─── GIVEN RECORDS

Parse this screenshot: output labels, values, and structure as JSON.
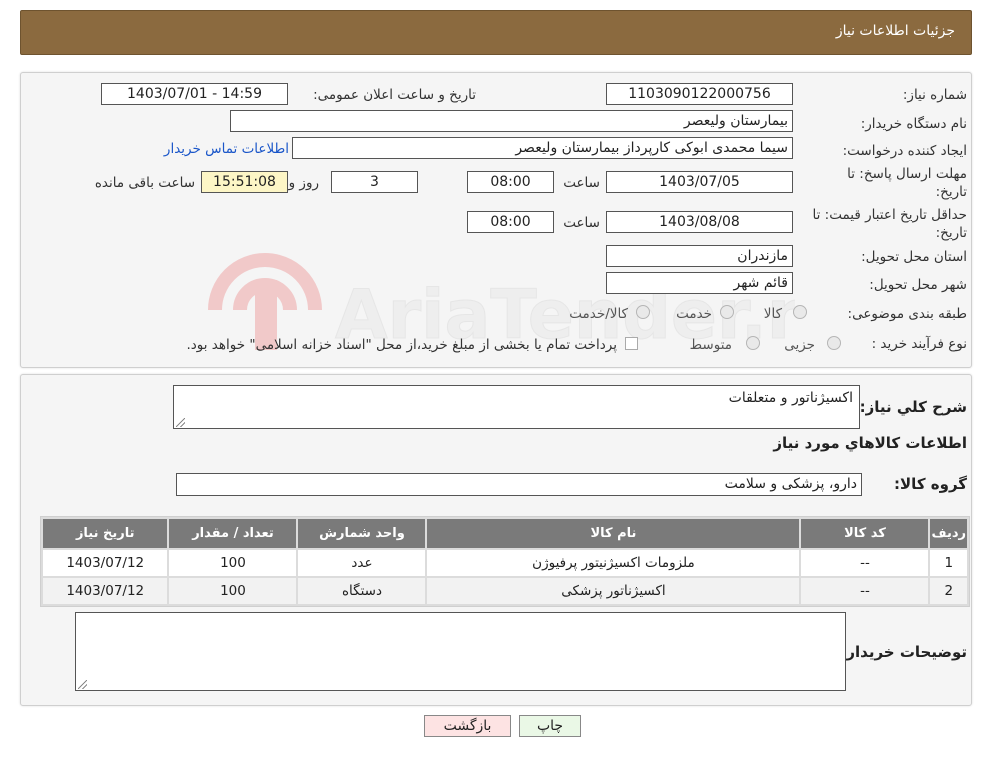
{
  "header": {
    "title": "جزئیات اطلاعات نیاز"
  },
  "fields": {
    "need_number": {
      "label": "شماره نیاز:",
      "value": "1103090122000756"
    },
    "announce_datetime": {
      "label": "تاریخ و ساعت اعلان عمومی:",
      "value": "1403/07/01 - 14:59"
    },
    "buyer_org": {
      "label": "نام دستگاه خریدار:",
      "value": "بیمارستان ولیعصر"
    },
    "requester": {
      "label": "ایجاد کننده درخواست:",
      "value": "سیما محمدی ابوکی کارپرداز بیمارستان ولیعصر",
      "contact_link": "اطلاعات تماس خریدار"
    },
    "deadline": {
      "label": "مهلت ارسال پاسخ: تا تاریخ:",
      "date": "1403/07/05",
      "time_label": "ساعت",
      "time": "08:00",
      "days": "3",
      "days_label": "روز و",
      "remaining": "15:51:08",
      "remaining_label": "ساعت باقی مانده"
    },
    "validity": {
      "label": "حداقل تاریخ اعتبار قیمت: تا تاریخ:",
      "date": "1403/08/08",
      "time_label": "ساعت",
      "time": "08:00"
    },
    "province": {
      "label": "استان محل تحویل:",
      "value": "مازندران"
    },
    "city": {
      "label": "شهر محل تحویل:",
      "value": "قائم شهر"
    },
    "category": {
      "label": "طبقه بندی موضوعی:",
      "options": [
        "کالا",
        "خدمت",
        "کالا/خدمت"
      ]
    },
    "process_type": {
      "label": "نوع فرآیند خرید :",
      "options": [
        "جزیی",
        "متوسط"
      ],
      "note": "پرداخت تمام یا بخشی از مبلغ خرید،از محل \"اسناد خزانه اسلامی\" خواهد بود."
    }
  },
  "watermark": {
    "text": "AriaTender.neT"
  },
  "details": {
    "summary_label": "شرح کلي نياز:",
    "summary_value": "اکسیژناتور و متعلقات",
    "items_heading": "اطلاعات کالاهاي مورد نياز",
    "group_label": "گروه کالا:",
    "group_value": "دارو، پزشکی و سلامت",
    "table": {
      "headers": [
        "رديف",
        "کد کالا",
        "نام کالا",
        "واحد شمارش",
        "تعداد / مقدار",
        "تاريخ نياز"
      ],
      "rows": [
        [
          "1",
          "--",
          "ملزومات اکسیژنیتور پرفیوژن",
          "عدد",
          "100",
          "1403/07/12"
        ],
        [
          "2",
          "--",
          "اکسیژناتور پزشکی",
          "دستگاه",
          "100",
          "1403/07/12"
        ]
      ]
    },
    "buyer_notes_label": "توضیحات خریدار:",
    "buyer_notes_value": ""
  },
  "buttons": {
    "print": "چاپ",
    "back": "بازگشت"
  },
  "colors": {
    "header_bg": "#8b6a3f",
    "table_header_bg": "#7a7a7a",
    "remaining_bg": "#fdf6c6",
    "print_bg": "#eaf8e6",
    "back_bg": "#fde3e3",
    "link": "#1a56c9"
  }
}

──────

### INSTRUCTION
Repeat the records above exactly, leaving out any pictures they contain.

### THE RESPONSE
Parse this screenshot: output labels, values, and structure as JSON.
{
  "header": {
    "title": "جزئیات اطلاعات نیاز"
  },
  "fields": {
    "need_number": {
      "label": "شماره نیاز:",
      "value": "1103090122000756"
    },
    "announce_datetime": {
      "label": "تاریخ و ساعت اعلان عمومی:",
      "value": "1403/07/01 - 14:59"
    },
    "buyer_org": {
      "label": "نام دستگاه خریدار:",
      "value": "بیمارستان ولیعصر"
    },
    "requester": {
      "label": "ایجاد کننده درخواست:",
      "value": "سیما محمدی ابوکی کارپرداز بیمارستان ولیعصر",
      "contact_link": "اطلاعات تماس خریدار"
    },
    "deadline": {
      "label": "مهلت ارسال پاسخ: تا تاریخ:",
      "date": "1403/07/05",
      "time_label": "ساعت",
      "time": "08:00",
      "days": "3",
      "days_label": "روز و",
      "remaining": "15:51:08",
      "remaining_label": "ساعت باقی مانده"
    },
    "validity": {
      "label": "حداقل تاریخ اعتبار قیمت: تا تاریخ:",
      "date": "1403/08/08",
      "time_label": "ساعت",
      "time": "08:00"
    },
    "province": {
      "label": "استان محل تحویل:",
      "value": "مازندران"
    },
    "city": {
      "label": "شهر محل تحویل:",
      "value": "قائم شهر"
    },
    "category": {
      "label": "طبقه بندی موضوعی:",
      "options": [
        "کالا",
        "خدمت",
        "کالا/خدمت"
      ]
    },
    "process_type": {
      "label": "نوع فرآیند خرید :",
      "options": [
        "جزیی",
        "متوسط"
      ],
      "note": "پرداخت تمام یا بخشی از مبلغ خرید،از محل \"اسناد خزانه اسلامی\" خواهد بود."
    }
  },
  "watermark": {
    "text": "AriaTender.neT"
  },
  "details": {
    "summary_label": "شرح کلي نياز:",
    "summary_value": "اکسیژناتور و متعلقات",
    "items_heading": "اطلاعات کالاهاي مورد نياز",
    "group_label": "گروه کالا:",
    "group_value": "دارو، پزشکی و سلامت",
    "table": {
      "headers": [
        "رديف",
        "کد کالا",
        "نام کالا",
        "واحد شمارش",
        "تعداد / مقدار",
        "تاريخ نياز"
      ],
      "rows": [
        [
          "1",
          "--",
          "ملزومات اکسیژنیتور پرفیوژن",
          "عدد",
          "100",
          "1403/07/12"
        ],
        [
          "2",
          "--",
          "اکسیژناتور پزشکی",
          "دستگاه",
          "100",
          "1403/07/12"
        ]
      ]
    },
    "buyer_notes_label": "توضیحات خریدار:",
    "buyer_notes_value": ""
  },
  "buttons": {
    "print": "چاپ",
    "back": "بازگشت"
  },
  "colors": {
    "header_bg": "#8b6a3f",
    "table_header_bg": "#7a7a7a",
    "remaining_bg": "#fdf6c6",
    "print_bg": "#eaf8e6",
    "back_bg": "#fde3e3",
    "link": "#1a56c9"
  }
}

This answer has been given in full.